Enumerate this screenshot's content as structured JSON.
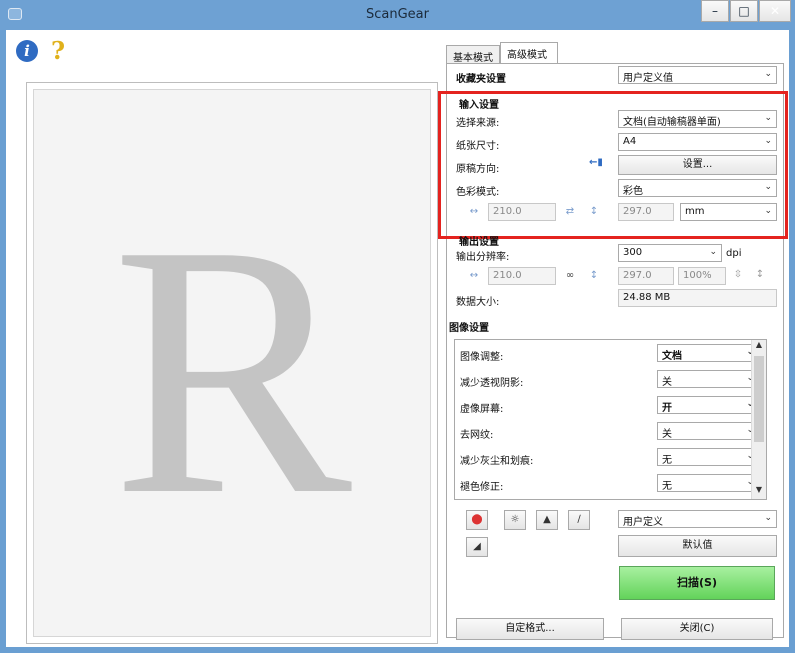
{
  "window": {
    "title": "ScanGear"
  },
  "toolbar": {
    "info_glyph": "i",
    "help_glyph": "?"
  },
  "preview": {
    "letter": "R"
  },
  "tabs": [
    {
      "label": "基本模式"
    },
    {
      "label": "高级模式"
    }
  ],
  "favorites": {
    "label": "收藏夹设置",
    "value": "用户定义值"
  },
  "input_settings": {
    "title": "输入设置",
    "select_source_label": "选择来源:",
    "select_source_value": "文档(自动输稿器单面)",
    "paper_size_label": "纸张尺寸:",
    "paper_size_value": "A4",
    "orientation_label": "原稿方向:",
    "orientation_button": "设置...",
    "color_mode_label": "色彩模式:",
    "color_mode_value": "彩色",
    "width": "210.0",
    "height": "297.0",
    "unit": "mm"
  },
  "output_settings": {
    "title": "输出设置",
    "resolution_label": "输出分辨率:",
    "resolution_value": "300",
    "resolution_unit": "dpi",
    "width": "210.0",
    "height": "297.0",
    "scale": "100%",
    "data_size_label": "数据大小:",
    "data_size_value": "24.88 MB"
  },
  "image_settings": {
    "title": "图像设置",
    "rows": [
      {
        "label": "图像调整:",
        "value": "文档",
        "bold": true
      },
      {
        "label": "减少透视阴影:",
        "value": "关",
        "bold": false
      },
      {
        "label": "虚像屏幕:",
        "value": "开",
        "bold": true
      },
      {
        "label": "去网纹:",
        "value": "关",
        "bold": false
      },
      {
        "label": "减少灰尘和划痕:",
        "value": "无",
        "bold": false
      },
      {
        "label": "褪色修正:",
        "value": "无",
        "bold": false
      }
    ]
  },
  "tools": {
    "custom_value": "用户定义",
    "defaults_button": "默认值"
  },
  "actions": {
    "scan_button": "扫描(S)",
    "preferences_button": "自定格式...",
    "close_button": "关闭(C)"
  }
}
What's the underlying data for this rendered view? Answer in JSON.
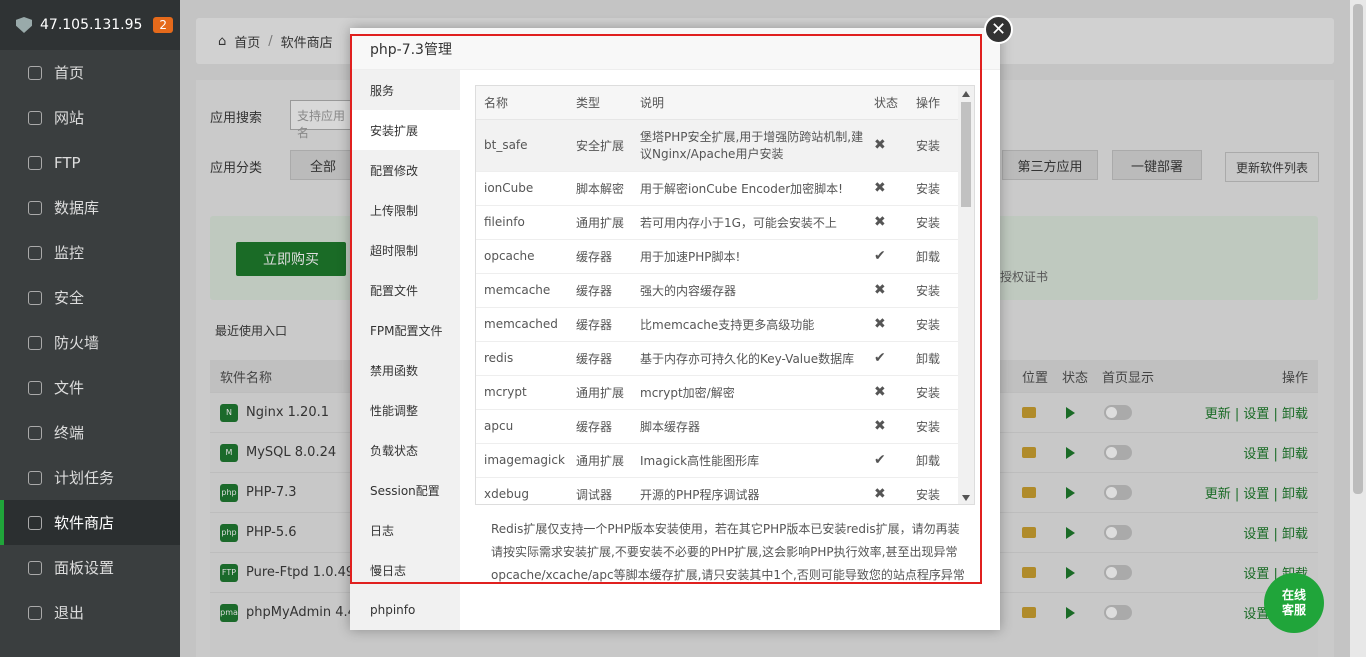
{
  "server": {
    "ip": "47.105.131.95",
    "badge": "2"
  },
  "nav": [
    {
      "label": "首页",
      "icon": "home-icon"
    },
    {
      "label": "网站",
      "icon": "globe-icon"
    },
    {
      "label": "FTP",
      "icon": "ftp-icon"
    },
    {
      "label": "数据库",
      "icon": "database-icon"
    },
    {
      "label": "监控",
      "icon": "monitor-icon"
    },
    {
      "label": "安全",
      "icon": "shield-icon"
    },
    {
      "label": "防火墙",
      "icon": "firewall-icon"
    },
    {
      "label": "文件",
      "icon": "folder-icon"
    },
    {
      "label": "终端",
      "icon": "terminal-icon"
    },
    {
      "label": "计划任务",
      "icon": "calendar-icon"
    },
    {
      "label": "软件商店",
      "icon": "grid-icon",
      "active": true
    },
    {
      "label": "面板设置",
      "icon": "settings-icon"
    },
    {
      "label": "退出",
      "icon": "logout-icon"
    }
  ],
  "breadcrumb": {
    "home": "首页",
    "sep": "/",
    "current": "软件商店"
  },
  "store": {
    "search_label": "应用搜索",
    "search_placeholder": "支持应用名",
    "category_label": "应用分类",
    "cat_all": "全部",
    "cat_third": "第三方应用",
    "cat_deploy": "一键部署",
    "update_list": "更新软件列表",
    "buy": "立即购买",
    "cert_text": "授权证书",
    "recent": "最近使用入口",
    "head_name": "软件名称",
    "head_location": "位置",
    "head_status": "状态",
    "head_homepage": "首页显示",
    "head_ops": "操作",
    "rows": [
      {
        "name": "Nginx 1.20.1",
        "icon": "N",
        "ops": "更新 | 设置 | 卸载"
      },
      {
        "name": "MySQL 8.0.24",
        "icon": "M",
        "ops": "设置 | 卸载"
      },
      {
        "name": "PHP-7.3",
        "icon": "php",
        "ops": "更新 | 设置 | 卸载"
      },
      {
        "name": "PHP-5.6",
        "icon": "php",
        "ops": "设置 | 卸载"
      },
      {
        "name": "Pure-Ftpd 1.0.49",
        "icon": "FTP",
        "ops": "设置 | 卸载"
      },
      {
        "name": "phpMyAdmin 4.4",
        "icon": "pma",
        "ops": "设置 | 卸载"
      }
    ]
  },
  "modal": {
    "title": "php-7.3管理",
    "menu": [
      "服务",
      "安装扩展",
      "配置修改",
      "上传限制",
      "超时限制",
      "配置文件",
      "FPM配置文件",
      "禁用函数",
      "性能调整",
      "负载状态",
      "Session配置",
      "日志",
      "慢日志",
      "phpinfo"
    ],
    "active_menu": "安装扩展",
    "headers": {
      "name": "名称",
      "type": "类型",
      "desc": "说明",
      "status": "状态",
      "op": "操作"
    },
    "extensions": [
      {
        "name": "bt_safe",
        "type": "安全扩展",
        "desc": "堡塔PHP安全扩展,用于增强防跨站机制,建议Nginx/Apache用户安装",
        "status": "✖",
        "op": "安装"
      },
      {
        "name": "ionCube",
        "type": "脚本解密",
        "desc": "用于解密ionCube Encoder加密脚本!",
        "status": "✖",
        "op": "安装"
      },
      {
        "name": "fileinfo",
        "type": "通用扩展",
        "desc": "若可用内存小于1G，可能会安装不上",
        "status": "✖",
        "op": "安装"
      },
      {
        "name": "opcache",
        "type": "缓存器",
        "desc": "用于加速PHP脚本!",
        "status": "✔",
        "op": "卸载"
      },
      {
        "name": "memcache",
        "type": "缓存器",
        "desc": "强大的内容缓存器",
        "status": "✖",
        "op": "安装"
      },
      {
        "name": "memcached",
        "type": "缓存器",
        "desc": "比memcache支持更多高级功能",
        "status": "✖",
        "op": "安装"
      },
      {
        "name": "redis",
        "type": "缓存器",
        "desc": "基于内存亦可持久化的Key-Value数据库",
        "status": "✔",
        "op": "卸载"
      },
      {
        "name": "mcrypt",
        "type": "通用扩展",
        "desc": "mcrypt加密/解密",
        "status": "✖",
        "op": "安装"
      },
      {
        "name": "apcu",
        "type": "缓存器",
        "desc": "脚本缓存器",
        "status": "✖",
        "op": "安装"
      },
      {
        "name": "imagemagick",
        "type": "通用扩展",
        "desc": "Imagick高性能图形库",
        "status": "✔",
        "op": "卸载"
      },
      {
        "name": "xdebug",
        "type": "调试器",
        "desc": "开源的PHP程序调试器",
        "status": "✖",
        "op": "安装"
      }
    ],
    "notes": [
      "Redis扩展仅支持一个PHP版本安装使用，若在其它PHP版本已安装redis扩展，请勿再装",
      "请按实际需求安装扩展,不要安装不必要的PHP扩展,这会影响PHP执行效率,甚至出现异常",
      "opcache/xcache/apc等脚本缓存扩展,请只安装其中1个,否则可能导致您的站点程序异常"
    ]
  },
  "chat": {
    "line1": "在线",
    "line2": "客服"
  }
}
◇ ◇ ◇ ◇ ◇
Set task >> List each line of the records that holds the string "JSON".

Result of this exercise >>
Enumerate this screenshot's content as structured JSON.
What's the underlying data for this rendered view? Answer in JSON.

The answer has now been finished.